— Start of Data shown —

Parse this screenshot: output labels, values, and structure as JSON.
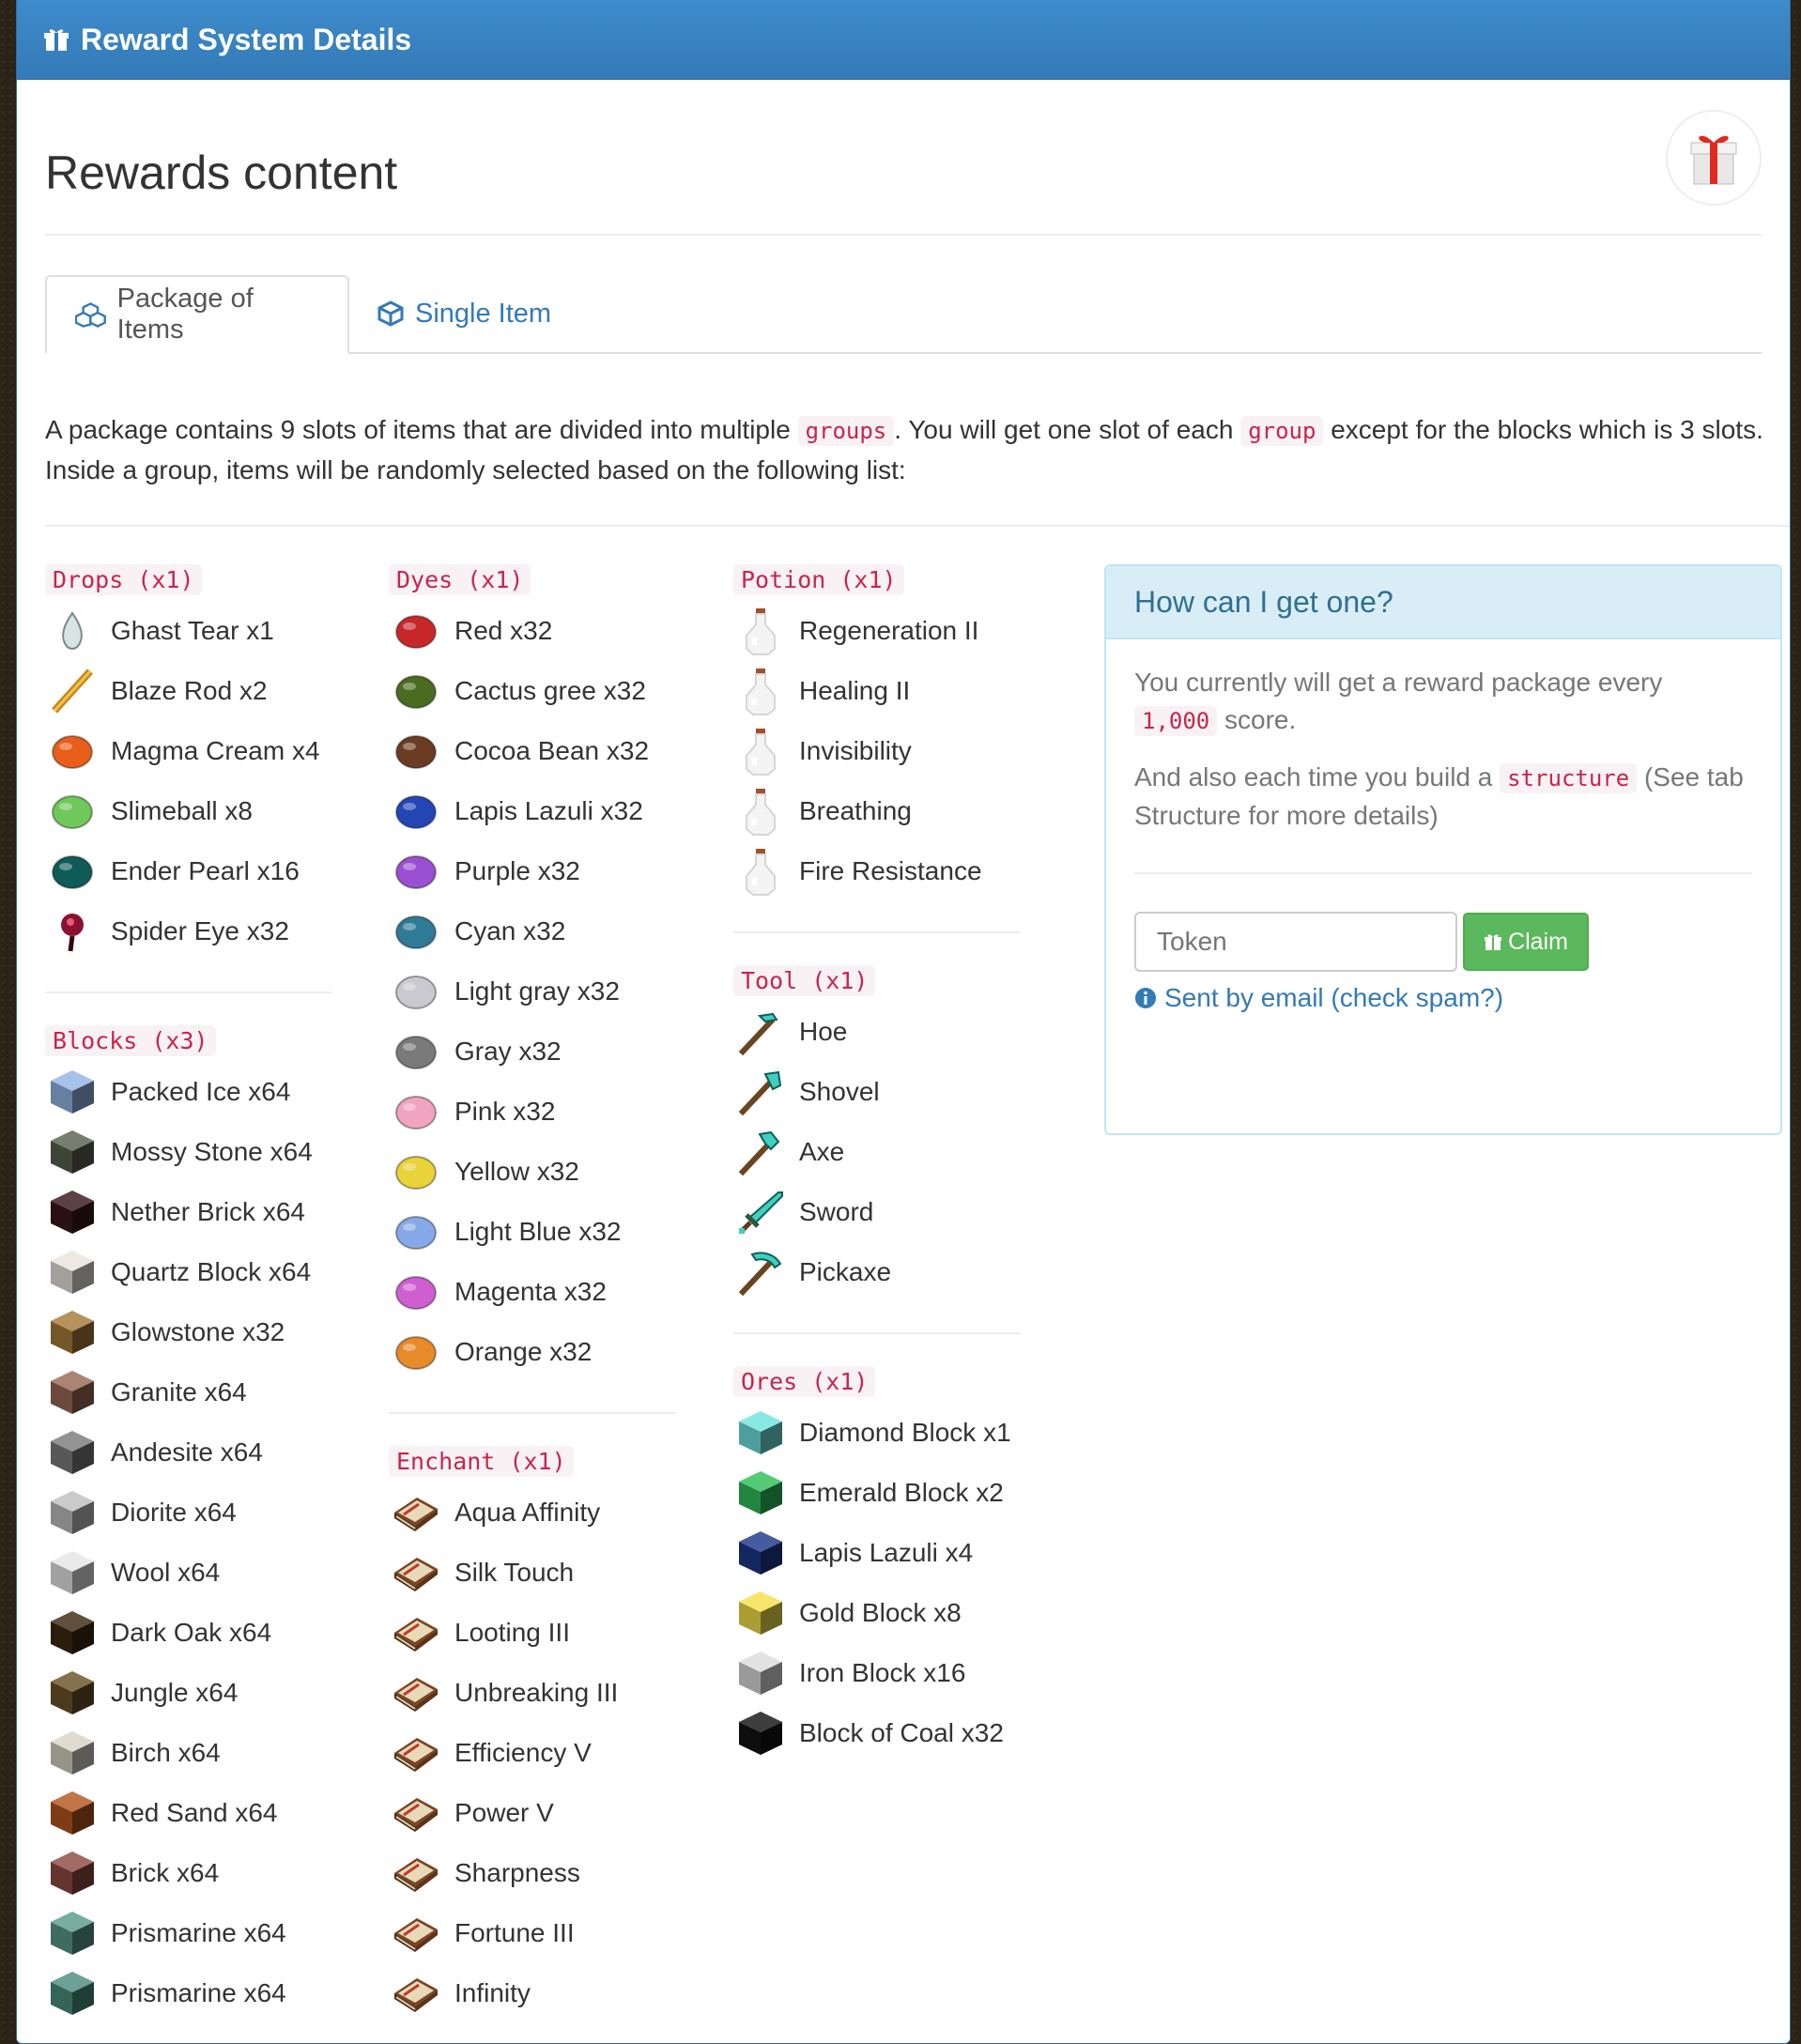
{
  "panel": {
    "title": "Reward System Details"
  },
  "page": {
    "title": "Rewards content"
  },
  "tabs": [
    {
      "label": "Package of Items",
      "active": true,
      "icon": "cubes-icon"
    },
    {
      "label": "Single Item",
      "active": false,
      "icon": "cube-icon"
    }
  ],
  "intro": {
    "part1": "A package contains 9 slots of items that are divided into multiple ",
    "code1": "groups",
    "part2": ". You will get one slot of each ",
    "code2": "group",
    "part3": " except for the blocks which is 3 slots. Inside a group, items will be randomly selected based on the following list:"
  },
  "columns": [
    [
      {
        "label": "Drops (x1)",
        "items": [
          {
            "name": "Ghast Tear x1",
            "icon": "ghast-tear",
            "color": "#d8e4e4"
          },
          {
            "name": "Blaze Rod x2",
            "icon": "blaze-rod",
            "color": "#e9a51c"
          },
          {
            "name": "Magma Cream x4",
            "icon": "magma-cream",
            "color": "#e85e1a"
          },
          {
            "name": "Slimeball x8",
            "icon": "slimeball",
            "color": "#6fc85a"
          },
          {
            "name": "Ender Pearl x16",
            "icon": "ender-pearl",
            "color": "#0f5b57"
          },
          {
            "name": "Spider Eye x32",
            "icon": "spider-eye",
            "color": "#8a1230"
          }
        ]
      },
      {
        "label": "Blocks (x3)",
        "items": [
          {
            "name": "Packed Ice x64",
            "icon": "packed-ice",
            "color": "#93b5e6"
          },
          {
            "name": "Mossy Stone x64",
            "icon": "mossy-stone",
            "color": "#5a6150"
          },
          {
            "name": "Nether Brick x64",
            "icon": "nether-brick",
            "color": "#3a1820"
          },
          {
            "name": "Quartz Block x64",
            "icon": "quartz-block",
            "color": "#e8e4dc"
          },
          {
            "name": "Glowstone x32",
            "icon": "glowstone",
            "color": "#a77a3a"
          },
          {
            "name": "Granite x64",
            "icon": "granite",
            "color": "#9a6a55"
          },
          {
            "name": "Andesite x64",
            "icon": "andesite",
            "color": "#7c7c7c"
          },
          {
            "name": "Diorite x64",
            "icon": "diorite",
            "color": "#bfbfbf"
          },
          {
            "name": "Wool x64",
            "icon": "wool",
            "color": "#e6e6e6"
          },
          {
            "name": "Dark Oak x64",
            "icon": "dark-oak",
            "color": "#3d2912"
          },
          {
            "name": "Jungle x64",
            "icon": "jungle",
            "color": "#6b5228"
          },
          {
            "name": "Birch x64",
            "icon": "birch",
            "color": "#d7d3c6"
          },
          {
            "name": "Red Sand x64",
            "icon": "red-sand",
            "color": "#b3561f"
          },
          {
            "name": "Brick x64",
            "icon": "brick",
            "color": "#8e4b42"
          },
          {
            "name": "Prismarine x64",
            "icon": "prismarine",
            "color": "#5a9b8a"
          },
          {
            "name": "Prismarine x64",
            "icon": "prismarine",
            "color": "#4c8e7e"
          }
        ]
      }
    ],
    [
      {
        "label": "Dyes (x1)",
        "items": [
          {
            "name": "Red x32",
            "icon": "red-dye",
            "color": "#c8282a"
          },
          {
            "name": "Cactus gree x32",
            "icon": "cactus-green-dye",
            "color": "#4b6b21"
          },
          {
            "name": "Cocoa Bean x32",
            "icon": "cocoa-bean",
            "color": "#6a3c22"
          },
          {
            "name": "Lapis Lazuli x32",
            "icon": "lapis-lazuli",
            "color": "#2346b4"
          },
          {
            "name": "Purple x32",
            "icon": "purple-dye",
            "color": "#9a4fd0"
          },
          {
            "name": "Cyan x32",
            "icon": "cyan-dye",
            "color": "#2f7a96"
          },
          {
            "name": "Light gray x32",
            "icon": "light-gray-dye",
            "color": "#c9c9cf"
          },
          {
            "name": "Gray x32",
            "icon": "gray-dye",
            "color": "#7a7a7a"
          },
          {
            "name": "Pink x32",
            "icon": "pink-dye",
            "color": "#f0a4c0"
          },
          {
            "name": "Yellow x32",
            "icon": "yellow-dye",
            "color": "#e9d23a"
          },
          {
            "name": "Light Blue x32",
            "icon": "light-blue-dye",
            "color": "#86aae8"
          },
          {
            "name": "Magenta x32",
            "icon": "magenta-dye",
            "color": "#cf5fd0"
          },
          {
            "name": "Orange x32",
            "icon": "orange-dye",
            "color": "#e68a2a"
          }
        ]
      },
      {
        "label": "Enchant (x1)",
        "items": [
          {
            "name": "Aqua Affinity",
            "icon": "enchanted-book",
            "color": "#6b3a1f"
          },
          {
            "name": "Silk Touch",
            "icon": "enchanted-book",
            "color": "#6b3a1f"
          },
          {
            "name": "Looting III",
            "icon": "enchanted-book",
            "color": "#6b3a1f"
          },
          {
            "name": "Unbreaking III",
            "icon": "enchanted-book",
            "color": "#6b3a1f"
          },
          {
            "name": "Efficiency V",
            "icon": "enchanted-book",
            "color": "#6b3a1f"
          },
          {
            "name": "Power V",
            "icon": "enchanted-book",
            "color": "#6b3a1f"
          },
          {
            "name": "Sharpness",
            "icon": "enchanted-book",
            "color": "#6b3a1f"
          },
          {
            "name": "Fortune III",
            "icon": "enchanted-book",
            "color": "#6b3a1f"
          },
          {
            "name": "Infinity",
            "icon": "enchanted-book",
            "color": "#6b3a1f"
          }
        ]
      }
    ],
    [
      {
        "label": "Potion (x1)",
        "items": [
          {
            "name": "Regeneration II",
            "icon": "potion-bottle",
            "color": "#e8e8e8"
          },
          {
            "name": "Healing II",
            "icon": "potion-bottle",
            "color": "#e8e8e8"
          },
          {
            "name": "Invisibility",
            "icon": "potion-bottle",
            "color": "#e8e8e8"
          },
          {
            "name": "Breathing",
            "icon": "potion-bottle",
            "color": "#e8e8e8"
          },
          {
            "name": "Fire Resistance",
            "icon": "potion-bottle",
            "color": "#e8e8e8"
          }
        ]
      },
      {
        "label": "Tool (x1)",
        "items": [
          {
            "name": "Hoe",
            "icon": "diamond-hoe",
            "color": "#3fd0c0"
          },
          {
            "name": "Shovel",
            "icon": "diamond-shovel",
            "color": "#3fd0c0"
          },
          {
            "name": "Axe",
            "icon": "diamond-axe",
            "color": "#3fd0c0"
          },
          {
            "name": "Sword",
            "icon": "diamond-sword",
            "color": "#3fd0c0"
          },
          {
            "name": "Pickaxe",
            "icon": "diamond-pickaxe",
            "color": "#3fd0c0"
          }
        ]
      },
      {
        "label": "Ores (x1)",
        "items": [
          {
            "name": "Diamond Block x1",
            "icon": "diamond-block",
            "color": "#6fe3de"
          },
          {
            "name": "Emerald Block x2",
            "icon": "emerald-block",
            "color": "#2fbf5a"
          },
          {
            "name": "Lapis Lazuli x4",
            "icon": "lapis-block",
            "color": "#1d3a8a"
          },
          {
            "name": "Gold Block x8",
            "icon": "gold-block",
            "color": "#f4e04a"
          },
          {
            "name": "Iron Block x16",
            "icon": "iron-block",
            "color": "#dcdcdc"
          },
          {
            "name": "Block of Coal x32",
            "icon": "coal-block",
            "color": "#141414"
          }
        ]
      }
    ]
  ],
  "howto": {
    "title": "How can I get one?",
    "line1_part1": "You currently will get a reward package every ",
    "line1_code": "1,000",
    "line1_part2": " score.",
    "line2_part1": "And also each time you build a ",
    "line2_code": "structure",
    "line2_part2": " (See tab Structure for more details)",
    "token_placeholder": "Token",
    "claim_label": "Claim",
    "sent_link": "Sent by email (check spam?)"
  }
}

— End of Data shown —

Job:
Each record should be quoted exactly, with the images omitted.

Task result:
Parse this screenshot: output labels, values, and structure as JSON.
{
  "panel": {
    "title": "Reward System Details"
  },
  "page": {
    "title": "Rewards content"
  },
  "tabs": [
    {
      "label": "Package of Items",
      "active": true,
      "icon": "cubes-icon"
    },
    {
      "label": "Single Item",
      "active": false,
      "icon": "cube-icon"
    }
  ],
  "intro": {
    "part1": "A package contains 9 slots of items that are divided into multiple ",
    "code1": "groups",
    "part2": ". You will get one slot of each ",
    "code2": "group",
    "part3": " except for the blocks which is 3 slots. Inside a group, items will be randomly selected based on the following list:"
  },
  "columns": [
    [
      {
        "label": "Drops (x1)",
        "items": [
          {
            "name": "Ghast Tear x1",
            "icon": "ghast-tear",
            "color": "#d8e4e4"
          },
          {
            "name": "Blaze Rod x2",
            "icon": "blaze-rod",
            "color": "#e9a51c"
          },
          {
            "name": "Magma Cream x4",
            "icon": "magma-cream",
            "color": "#e85e1a"
          },
          {
            "name": "Slimeball x8",
            "icon": "slimeball",
            "color": "#6fc85a"
          },
          {
            "name": "Ender Pearl x16",
            "icon": "ender-pearl",
            "color": "#0f5b57"
          },
          {
            "name": "Spider Eye x32",
            "icon": "spider-eye",
            "color": "#8a1230"
          }
        ]
      },
      {
        "label": "Blocks (x3)",
        "items": [
          {
            "name": "Packed Ice x64",
            "icon": "packed-ice",
            "color": "#93b5e6"
          },
          {
            "name": "Mossy Stone x64",
            "icon": "mossy-stone",
            "color": "#5a6150"
          },
          {
            "name": "Nether Brick x64",
            "icon": "nether-brick",
            "color": "#3a1820"
          },
          {
            "name": "Quartz Block x64",
            "icon": "quartz-block",
            "color": "#e8e4dc"
          },
          {
            "name": "Glowstone x32",
            "icon": "glowstone",
            "color": "#a77a3a"
          },
          {
            "name": "Granite x64",
            "icon": "granite",
            "color": "#9a6a55"
          },
          {
            "name": "Andesite x64",
            "icon": "andesite",
            "color": "#7c7c7c"
          },
          {
            "name": "Diorite x64",
            "icon": "diorite",
            "color": "#bfbfbf"
          },
          {
            "name": "Wool x64",
            "icon": "wool",
            "color": "#e6e6e6"
          },
          {
            "name": "Dark Oak x64",
            "icon": "dark-oak",
            "color": "#3d2912"
          },
          {
            "name": "Jungle x64",
            "icon": "jungle",
            "color": "#6b5228"
          },
          {
            "name": "Birch x64",
            "icon": "birch",
            "color": "#d7d3c6"
          },
          {
            "name": "Red Sand x64",
            "icon": "red-sand",
            "color": "#b3561f"
          },
          {
            "name": "Brick x64",
            "icon": "brick",
            "color": "#8e4b42"
          },
          {
            "name": "Prismarine x64",
            "icon": "prismarine",
            "color": "#5a9b8a"
          },
          {
            "name": "Prismarine x64",
            "icon": "prismarine",
            "color": "#4c8e7e"
          }
        ]
      }
    ],
    [
      {
        "label": "Dyes (x1)",
        "items": [
          {
            "name": "Red x32",
            "icon": "red-dye",
            "color": "#c8282a"
          },
          {
            "name": "Cactus gree x32",
            "icon": "cactus-green-dye",
            "color": "#4b6b21"
          },
          {
            "name": "Cocoa Bean x32",
            "icon": "cocoa-bean",
            "color": "#6a3c22"
          },
          {
            "name": "Lapis Lazuli x32",
            "icon": "lapis-lazuli",
            "color": "#2346b4"
          },
          {
            "name": "Purple x32",
            "icon": "purple-dye",
            "color": "#9a4fd0"
          },
          {
            "name": "Cyan x32",
            "icon": "cyan-dye",
            "color": "#2f7a96"
          },
          {
            "name": "Light gray x32",
            "icon": "light-gray-dye",
            "color": "#c9c9cf"
          },
          {
            "name": "Gray x32",
            "icon": "gray-dye",
            "color": "#7a7a7a"
          },
          {
            "name": "Pink x32",
            "icon": "pink-dye",
            "color": "#f0a4c0"
          },
          {
            "name": "Yellow x32",
            "icon": "yellow-dye",
            "color": "#e9d23a"
          },
          {
            "name": "Light Blue x32",
            "icon": "light-blue-dye",
            "color": "#86aae8"
          },
          {
            "name": "Magenta x32",
            "icon": "magenta-dye",
            "color": "#cf5fd0"
          },
          {
            "name": "Orange x32",
            "icon": "orange-dye",
            "color": "#e68a2a"
          }
        ]
      },
      {
        "label": "Enchant (x1)",
        "items": [
          {
            "name": "Aqua Affinity",
            "icon": "enchanted-book",
            "color": "#6b3a1f"
          },
          {
            "name": "Silk Touch",
            "icon": "enchanted-book",
            "color": "#6b3a1f"
          },
          {
            "name": "Looting III",
            "icon": "enchanted-book",
            "color": "#6b3a1f"
          },
          {
            "name": "Unbreaking III",
            "icon": "enchanted-book",
            "color": "#6b3a1f"
          },
          {
            "name": "Efficiency V",
            "icon": "enchanted-book",
            "color": "#6b3a1f"
          },
          {
            "name": "Power V",
            "icon": "enchanted-book",
            "color": "#6b3a1f"
          },
          {
            "name": "Sharpness",
            "icon": "enchanted-book",
            "color": "#6b3a1f"
          },
          {
            "name": "Fortune III",
            "icon": "enchanted-book",
            "color": "#6b3a1f"
          },
          {
            "name": "Infinity",
            "icon": "enchanted-book",
            "color": "#6b3a1f"
          }
        ]
      }
    ],
    [
      {
        "label": "Potion (x1)",
        "items": [
          {
            "name": "Regeneration II",
            "icon": "potion-bottle",
            "color": "#e8e8e8"
          },
          {
            "name": "Healing II",
            "icon": "potion-bottle",
            "color": "#e8e8e8"
          },
          {
            "name": "Invisibility",
            "icon": "potion-bottle",
            "color": "#e8e8e8"
          },
          {
            "name": "Breathing",
            "icon": "potion-bottle",
            "color": "#e8e8e8"
          },
          {
            "name": "Fire Resistance",
            "icon": "potion-bottle",
            "color": "#e8e8e8"
          }
        ]
      },
      {
        "label": "Tool (x1)",
        "items": [
          {
            "name": "Hoe",
            "icon": "diamond-hoe",
            "color": "#3fd0c0"
          },
          {
            "name": "Shovel",
            "icon": "diamond-shovel",
            "color": "#3fd0c0"
          },
          {
            "name": "Axe",
            "icon": "diamond-axe",
            "color": "#3fd0c0"
          },
          {
            "name": "Sword",
            "icon": "diamond-sword",
            "color": "#3fd0c0"
          },
          {
            "name": "Pickaxe",
            "icon": "diamond-pickaxe",
            "color": "#3fd0c0"
          }
        ]
      },
      {
        "label": "Ores (x1)",
        "items": [
          {
            "name": "Diamond Block x1",
            "icon": "diamond-block",
            "color": "#6fe3de"
          },
          {
            "name": "Emerald Block x2",
            "icon": "emerald-block",
            "color": "#2fbf5a"
          },
          {
            "name": "Lapis Lazuli x4",
            "icon": "lapis-block",
            "color": "#1d3a8a"
          },
          {
            "name": "Gold Block x8",
            "icon": "gold-block",
            "color": "#f4e04a"
          },
          {
            "name": "Iron Block x16",
            "icon": "iron-block",
            "color": "#dcdcdc"
          },
          {
            "name": "Block of Coal x32",
            "icon": "coal-block",
            "color": "#141414"
          }
        ]
      }
    ]
  ],
  "howto": {
    "title": "How can I get one?",
    "line1_part1": "You currently will get a reward package every ",
    "line1_code": "1,000",
    "line1_part2": " score.",
    "line2_part1": "And also each time you build a ",
    "line2_code": "structure",
    "line2_part2": " (See tab Structure for more details)",
    "token_placeholder": "Token",
    "claim_label": "Claim",
    "sent_link": "Sent by email (check spam?)"
  }
}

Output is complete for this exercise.